* [WHAT THE TASK REQUIRES]:
Start at the line that has "chart-settings-icon[interactable] bbox=[494, 335, 516, 355]" and stop after the line that has "y-tick-label: 70,343.01 bbox=[471, 625, 532, 639]". Rewrite only those lines, swapping "candle" for "candlestick" and leaving everything else as it is.

Spatial annotation entries

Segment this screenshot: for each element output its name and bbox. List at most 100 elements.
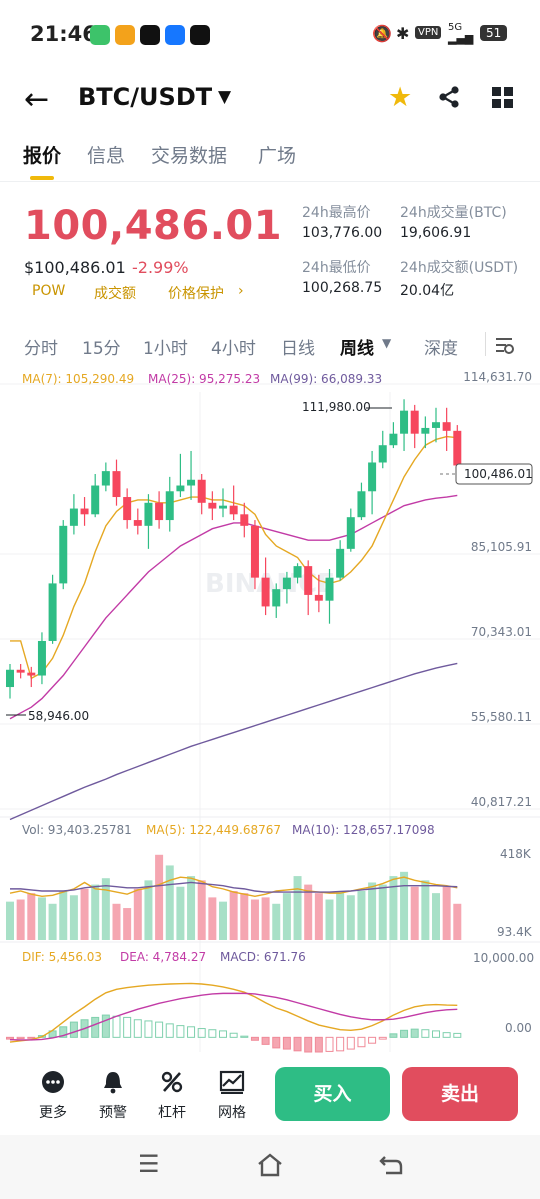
chart-settings-icon[interactable] bbox=[494, 335, 516, 355]
candle bbox=[176, 485, 185, 492]
alipay-app-icon bbox=[165, 25, 185, 45]
network-label: 5G bbox=[448, 22, 463, 33]
macd-bar bbox=[282, 1036, 291, 1050]
macd-bar bbox=[410, 1028, 419, 1038]
macd-bar bbox=[261, 1036, 270, 1045]
share-icon[interactable] bbox=[437, 85, 461, 109]
back-icon[interactable] bbox=[378, 1153, 404, 1177]
interval-4h[interactable]: 4小时 bbox=[211, 339, 256, 359]
candle bbox=[357, 491, 366, 518]
y-tick-label: 70,343.01 bbox=[471, 625, 532, 639]
tab-trading-data[interactable]: 交易数据 bbox=[151, 145, 228, 167]
toolbar-leverage[interactable]: 杠杆 bbox=[146, 1070, 198, 1122]
low-label: 24h最低价 bbox=[302, 260, 371, 276]
tag-turnover[interactable]: 成交额 bbox=[94, 286, 136, 302]
volume-bar bbox=[442, 886, 451, 940]
tag-price-protection[interactable]: 价格保护 bbox=[168, 286, 224, 302]
macd-label: MACD: 671.76 bbox=[220, 950, 306, 964]
macd-bar bbox=[112, 1015, 121, 1038]
mute-icon: 🔕 bbox=[372, 24, 392, 43]
macd-bar bbox=[272, 1036, 281, 1049]
vol-ma5-label: MA(5): 122,449.68767 bbox=[146, 823, 281, 837]
macd-bar bbox=[293, 1036, 302, 1052]
chart-grid bbox=[0, 383, 540, 1052]
candle bbox=[59, 525, 68, 584]
vpn-badge: VPN bbox=[415, 26, 442, 39]
menu-icon[interactable]: ☰ bbox=[138, 1150, 160, 1178]
divider bbox=[0, 181, 540, 182]
candle bbox=[208, 502, 217, 509]
candle bbox=[69, 508, 78, 526]
volume-bar bbox=[187, 876, 196, 940]
vol-ma5-line bbox=[9, 876, 458, 898]
macd-bar bbox=[27, 1036, 36, 1039]
candle bbox=[187, 479, 196, 486]
ma7-label: MA(7): 105,290.49 bbox=[22, 372, 134, 386]
vol-usdt-value: 20.04亿 bbox=[400, 283, 455, 299]
candle bbox=[27, 672, 36, 676]
last-price: 100,486.01 bbox=[24, 203, 283, 249]
sell-button[interactable]: 卖出 bbox=[402, 1067, 518, 1121]
volume-bar bbox=[155, 854, 164, 940]
candle bbox=[123, 497, 132, 521]
toolbar-alert[interactable]: 预警 bbox=[87, 1070, 139, 1122]
vol-ma10-line bbox=[10, 881, 458, 893]
tag-pow[interactable]: POW bbox=[32, 283, 66, 299]
home-icon[interactable] bbox=[256, 1152, 284, 1178]
tab-info[interactable]: 信息 bbox=[87, 145, 126, 167]
interval-depth[interactable]: 深度 bbox=[424, 339, 458, 359]
vol-usdt-label: 24h成交额(USDT) bbox=[400, 260, 519, 276]
macd-bar bbox=[91, 1016, 100, 1038]
volume-bar bbox=[69, 895, 78, 940]
last-price-tag-text: 100,486.01 bbox=[464, 467, 533, 481]
y-tick-label: 55,580.11 bbox=[471, 710, 532, 724]
macd-bar bbox=[442, 1032, 451, 1038]
pair-title[interactable]: BTC/USDT bbox=[78, 83, 213, 111]
chevron-right-icon[interactable]: › bbox=[238, 283, 244, 299]
candle bbox=[378, 445, 387, 463]
bluetooth-icon: ✱ bbox=[396, 24, 410, 43]
kline-chart[interactable]: BINANCE 114,631.70 85,105.91 70,343.01 55,5… bbox=[0, 362, 540, 1062]
macd-bar bbox=[240, 1035, 249, 1038]
candle bbox=[155, 502, 164, 521]
caret-down-icon[interactable]: ▼ bbox=[218, 87, 232, 107]
candle bbox=[261, 577, 270, 607]
macd-tick-high: 10,000.00 bbox=[473, 951, 534, 965]
tab-quote[interactable]: 报价 bbox=[23, 145, 62, 167]
ma99-line bbox=[9, 662, 458, 821]
candle bbox=[80, 508, 89, 515]
caret-down-icon[interactable]: ▼ bbox=[382, 336, 392, 350]
weibo-app-icon bbox=[115, 25, 135, 45]
dea-label: DEA: 4,784.27 bbox=[120, 950, 206, 964]
tiktok-app-icon bbox=[190, 25, 210, 45]
chart-watermark: BINANCE bbox=[205, 569, 335, 599]
candle bbox=[453, 430, 462, 466]
volume-bar bbox=[80, 888, 89, 940]
tab-indicator bbox=[30, 176, 54, 180]
interval-1h[interactable]: 1小时 bbox=[143, 339, 188, 359]
last-price-tag bbox=[455, 463, 533, 485]
system-nav-bar bbox=[0, 1135, 540, 1199]
interval-daily[interactable]: 日线 bbox=[281, 339, 315, 359]
candle bbox=[304, 566, 313, 595]
interval-weekly[interactable]: 周线 bbox=[340, 339, 374, 359]
toolbar-grid-trading[interactable]: 网格 bbox=[206, 1070, 258, 1122]
vol-ma10-label: MA(10): 128,657.17098 bbox=[292, 823, 435, 837]
macd-bar bbox=[176, 1025, 185, 1038]
macd-bar bbox=[59, 1026, 68, 1038]
macd-bar bbox=[346, 1036, 355, 1050]
volume-bar bbox=[314, 893, 323, 940]
volume-bar bbox=[346, 895, 355, 940]
volume-bar bbox=[37, 897, 46, 940]
back-arrow-icon[interactable]: ← bbox=[24, 82, 50, 117]
toolbar-more[interactable]: 更多 bbox=[27, 1070, 79, 1122]
grid-icon[interactable] bbox=[492, 87, 514, 109]
candle bbox=[112, 471, 121, 498]
interval-15m[interactable]: 15分 bbox=[82, 339, 121, 359]
volume-bar bbox=[240, 893, 249, 940]
buy-button[interactable]: 买入 bbox=[275, 1067, 390, 1121]
star-icon[interactable]: ★ bbox=[388, 82, 413, 113]
macd-bar bbox=[400, 1029, 409, 1038]
interval-timeline[interactable]: 分时 bbox=[24, 339, 58, 359]
tab-square[interactable]: 广场 bbox=[258, 145, 297, 167]
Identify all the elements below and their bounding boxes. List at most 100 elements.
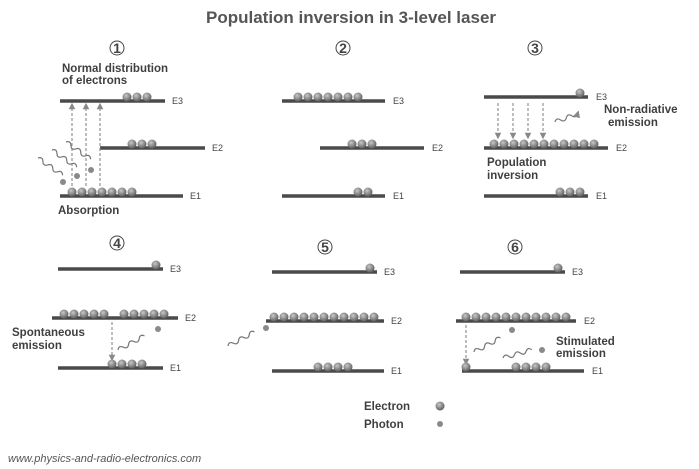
electron	[499, 139, 509, 149]
electron	[303, 92, 313, 102]
photon	[539, 347, 545, 353]
note-population-inversion-1: Population	[487, 157, 546, 169]
panel-3: 3 E3 Non-radiative emission E2 Populatio…	[484, 40, 678, 201]
note-normal-distribution-1: Normal distribution	[62, 63, 168, 75]
electron	[59, 309, 69, 319]
electron	[509, 139, 519, 149]
electron	[279, 312, 289, 322]
electron	[127, 139, 137, 149]
electron	[541, 362, 551, 372]
electron	[519, 139, 529, 149]
electron	[67, 187, 77, 197]
photon-wave	[502, 347, 533, 359]
photon-wave	[37, 157, 64, 176]
electron	[339, 312, 349, 322]
electron	[531, 362, 541, 372]
electron	[299, 312, 309, 322]
electron	[142, 92, 152, 102]
panel-number-circle	[109, 40, 125, 56]
level-label-e3: E3	[572, 267, 583, 277]
electron	[323, 92, 333, 102]
panel-number-circle	[317, 239, 333, 255]
electron	[323, 362, 333, 372]
photon	[509, 327, 515, 333]
electron	[137, 139, 147, 149]
electron	[511, 362, 521, 372]
electron	[565, 187, 575, 197]
photon	[74, 173, 80, 179]
level-label-e1: E1	[393, 191, 404, 201]
photon-wave	[51, 149, 78, 168]
electron	[119, 309, 129, 319]
note-population-inversion-2: inversion	[487, 170, 538, 182]
electron	[553, 263, 563, 273]
electron	[309, 312, 319, 322]
electron	[139, 309, 149, 319]
level-label-e2: E2	[212, 143, 223, 153]
electron	[359, 312, 369, 322]
electron	[489, 139, 499, 149]
diagram-title: Population inversion in 3-level laser	[206, 8, 496, 27]
note-spontaneous-2: emission	[12, 340, 62, 352]
photon	[60, 179, 66, 185]
panel-number-circle	[527, 40, 543, 56]
electron	[117, 359, 127, 369]
legend-electron-label: Electron	[364, 401, 410, 413]
electron	[539, 139, 549, 149]
electron	[481, 312, 491, 322]
electron	[343, 362, 353, 372]
level-label-e1: E1	[592, 366, 603, 376]
source-url: www.physics-and-radio-electronics.com	[8, 453, 201, 465]
photon	[263, 325, 269, 331]
electron	[575, 187, 585, 197]
note-stimulated-2: emission	[556, 348, 606, 360]
panel-1: 1 Normal distribution of electrons E3 E2…	[37, 40, 223, 217]
electron	[357, 139, 367, 149]
electron	[511, 312, 521, 322]
electron	[132, 92, 142, 102]
note-stimulated-1: Stimulated	[556, 336, 615, 348]
electron	[127, 187, 137, 197]
note-normal-distribution-2: of electrons	[62, 75, 127, 87]
electron	[289, 312, 299, 322]
electron	[97, 187, 107, 197]
electron	[333, 92, 343, 102]
electron	[561, 312, 571, 322]
electron	[319, 312, 329, 322]
electron	[117, 187, 127, 197]
level-label-e2: E2	[185, 313, 196, 323]
panel-number-circle	[335, 40, 351, 56]
electron	[549, 139, 559, 149]
note-non-radiative-2: emission	[608, 117, 658, 129]
electron	[69, 309, 79, 319]
level-label-e3: E3	[384, 267, 395, 277]
electron	[365, 263, 375, 273]
photon-wave	[65, 141, 92, 160]
electron	[147, 139, 157, 149]
level-label-e1: E1	[596, 191, 607, 201]
photon	[155, 326, 161, 332]
electron	[343, 92, 353, 102]
electron	[521, 312, 531, 322]
electron	[313, 92, 323, 102]
electron	[569, 139, 579, 149]
legend: Electron Photon	[364, 401, 445, 431]
level-label-e3: E3	[596, 92, 607, 102]
electron	[369, 312, 379, 322]
level-label-e2: E2	[616, 143, 627, 153]
panel-number: 2	[339, 40, 347, 56]
electron	[461, 312, 471, 322]
note-absorption: Absorption	[58, 205, 119, 217]
electron	[89, 309, 99, 319]
electron	[99, 309, 109, 319]
electron	[363, 187, 373, 197]
electron	[541, 312, 551, 322]
note-non-radiative-1: Non-radiative	[604, 104, 678, 116]
level-label-e3: E3	[393, 96, 404, 106]
electron	[149, 309, 159, 319]
electron	[529, 139, 539, 149]
electron	[129, 309, 139, 319]
panel-4: 4 E3 E2 Spontaneous emission E1	[12, 235, 196, 373]
electron	[127, 359, 137, 369]
electron	[293, 92, 303, 102]
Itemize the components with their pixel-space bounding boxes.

* [ANSWER TO THE PROBLEM]:
chart-settings-icon[interactable] bbox=[494, 335, 516, 355]
candlestick bbox=[176, 485, 185, 492]
alipay-app-icon bbox=[165, 25, 185, 45]
network-label: 5G bbox=[448, 22, 463, 33]
macd-bar bbox=[282, 1036, 291, 1050]
macd-bar bbox=[410, 1028, 419, 1038]
macd-bar bbox=[261, 1036, 270, 1045]
share-icon[interactable] bbox=[437, 85, 461, 109]
back-icon[interactable] bbox=[378, 1153, 404, 1177]
interval-4h[interactable]: 4小时 bbox=[211, 339, 256, 359]
candlestick bbox=[357, 491, 366, 518]
y-tick-label: 70,343.01 bbox=[471, 625, 532, 639]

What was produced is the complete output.